Exercises:
1 > Translate this sentence from the article on Trump's Syria withdrawal into Spanish: "The combined effect has hammered America's reputation as a reliable ally in Ukraine, said Alyona Getmanchuk, director of the New Europe Center think tank in Kiev."
2 > Carry on the article on Trump's Syria withdrawal past its last sentence.

══ Selected excerpt ══

Trump angered even his most stalwart defenders in Congress by ordering U.S. troops to pull out of northern Syria, clearing the way for Turkish troops to launch an offensive against the Kurds that immediately raised fears of ethnic cleansing against a key U.S. ally.

The impulsive decision, which came shortly after a phone call with Turkish President Recep Tayyip Erdogan, presented Trump at his most erratic, dramatically reordering U.S. foreign policy overnight with a flurry of falsehoods and little apparent regard for the fate of a foreign partner who lost over 10,000 lives fighting beside US troops in their war on ISIS.

Ukrainians were already on edge over Trump’s apparent readiness to play politics with their $391 million in foreign aid, in a scandal that launched an impeachment inquiry.

The combined effect has hammered America’s reputation as a reliable ally in Ukraine, said Alyona Getmanchuk, director of the New Europe Center think tank in Kiev.

“In Ukraine we are witnessing a two-track credibility loss in Trump’s America,” she said. “The first wakeup call was when Trump withheld military assistance for Ukraine. The second is the signal he’s sending with his attitude toward the Kurds.”

House Democrats are investigating whether Trump abused his office by putting a hold on the aid while pressuring Ukrainian President Volodymyr Zelekensky to announce investigations of Trump’s 2020 Democratic rival Joe Biden and the 2016 U.S. election.

 

Another win for Russia

Few countries appeared to benefit more from Trump’s sudden reversal in Syria than Russia, which gladly rushed in to fill the void created by America’s withdrawal.

Following the U.S. pullback, Russia and Turkey agreed to share control over northeastern Syria in a power-sharing deal that could reshape the political landscape of the Middle East for years to come.

And Trump signaled that was pretty much just fine with him.

═══
══ Entries shown ══

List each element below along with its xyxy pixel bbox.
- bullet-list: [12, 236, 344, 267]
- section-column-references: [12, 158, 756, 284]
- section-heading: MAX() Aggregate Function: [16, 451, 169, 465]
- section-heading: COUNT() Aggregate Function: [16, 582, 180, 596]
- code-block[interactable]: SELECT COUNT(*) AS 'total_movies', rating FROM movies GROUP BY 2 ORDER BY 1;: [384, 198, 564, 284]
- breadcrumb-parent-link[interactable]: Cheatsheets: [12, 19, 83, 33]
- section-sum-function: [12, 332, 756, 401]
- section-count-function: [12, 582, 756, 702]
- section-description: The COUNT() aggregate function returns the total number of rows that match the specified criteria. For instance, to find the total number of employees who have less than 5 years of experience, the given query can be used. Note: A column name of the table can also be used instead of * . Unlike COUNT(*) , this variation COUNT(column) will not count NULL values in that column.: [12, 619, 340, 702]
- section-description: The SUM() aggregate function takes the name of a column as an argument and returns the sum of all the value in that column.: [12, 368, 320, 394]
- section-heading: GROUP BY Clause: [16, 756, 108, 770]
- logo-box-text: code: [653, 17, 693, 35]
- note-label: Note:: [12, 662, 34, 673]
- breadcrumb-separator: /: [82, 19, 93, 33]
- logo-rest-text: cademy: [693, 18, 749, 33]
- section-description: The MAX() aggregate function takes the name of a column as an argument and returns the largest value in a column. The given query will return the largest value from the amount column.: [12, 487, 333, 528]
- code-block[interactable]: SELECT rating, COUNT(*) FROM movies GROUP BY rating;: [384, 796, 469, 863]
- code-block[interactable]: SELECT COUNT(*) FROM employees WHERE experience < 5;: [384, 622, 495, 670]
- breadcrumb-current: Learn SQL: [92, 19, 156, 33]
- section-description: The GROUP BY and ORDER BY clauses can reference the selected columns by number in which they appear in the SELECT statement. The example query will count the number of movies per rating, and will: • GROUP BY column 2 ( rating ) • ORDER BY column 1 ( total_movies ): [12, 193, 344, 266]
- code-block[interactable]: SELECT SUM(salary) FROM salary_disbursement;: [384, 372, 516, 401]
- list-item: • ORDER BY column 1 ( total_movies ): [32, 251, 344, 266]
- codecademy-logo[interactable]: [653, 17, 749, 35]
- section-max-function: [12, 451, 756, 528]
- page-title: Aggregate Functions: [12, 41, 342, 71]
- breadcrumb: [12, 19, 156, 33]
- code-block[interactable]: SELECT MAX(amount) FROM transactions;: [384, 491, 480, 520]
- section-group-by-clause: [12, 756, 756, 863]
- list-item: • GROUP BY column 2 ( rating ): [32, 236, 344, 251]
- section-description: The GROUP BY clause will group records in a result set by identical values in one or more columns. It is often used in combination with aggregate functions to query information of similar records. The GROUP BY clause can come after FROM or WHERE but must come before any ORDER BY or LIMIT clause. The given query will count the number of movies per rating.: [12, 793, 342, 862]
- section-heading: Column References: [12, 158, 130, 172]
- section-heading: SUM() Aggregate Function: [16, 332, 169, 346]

═══

Task-by-task answers:
1 > El efecto combinado ha golpeado duramente la reputación de Estados Unidos como aliado confiable en Ucrania, dijo Alyona Getmanchuk, directora del centro de estudios New Europe Center en Kiev.

2 >
“If Russia wants to get involved with Syria, that’s really up to them,” Trump said earlier this month.

The apparent win for Russia in Syria brings the Kurdish example even closer to home, Ukrainians told VICE News.

Anton Myronovych, a Ukrainian soldier from the western city of Lviv who participated in Rapid Trident military exercises with American armed forces, said the Syria fallout heightened his suspicion of Trump’s relationship with Putin.

“The United States acted as a guarantor of the security of my country and one of the main constraints on the path of Russian expansion,” he said. “Of course, such an unstable policy worries me.”

Ambassador Daniel Fried, a career U.S. diplomat, recalled fielding question after question about the Kurdish fiasco during his trip to Ukraine this month.

“That really shook them,” Fried told VICE News. “Many Ukrainian students and former fighters told me: What about the Kurds? Might you betray us in a similar fashion? I got that from a lot of people.”

Fried, the former U.S. ambassador to Poland, noted that central and eastern European countries have decades of experience carefully reading the balance of power between Washington and Moscow.

“American presidents doing deals with Moscow over their heads is something they know about in that part of the world,” Fried said.

As Ukraine’s political and military leaders watch the White House for further abrupt policy shifts or Trump’s next explosive tweet, some are already openly discussing the need to be prepared.

The lesson from Trump’s reversal on the Kurds for Ukraine should be increased self-reliance, said Hanna Hopko, a former lawmaker who served as the head of the committee on foreign affairs in the Ukrainian parliament.

“We have to analyze this case because one day Ukraine could be in the same place as the Kurds,” she said. “This is why we have to be ready to defend our territory ourselves, and not rely on anybody else, because one day, we could find that we have been betrayed by one of our strategic partners.”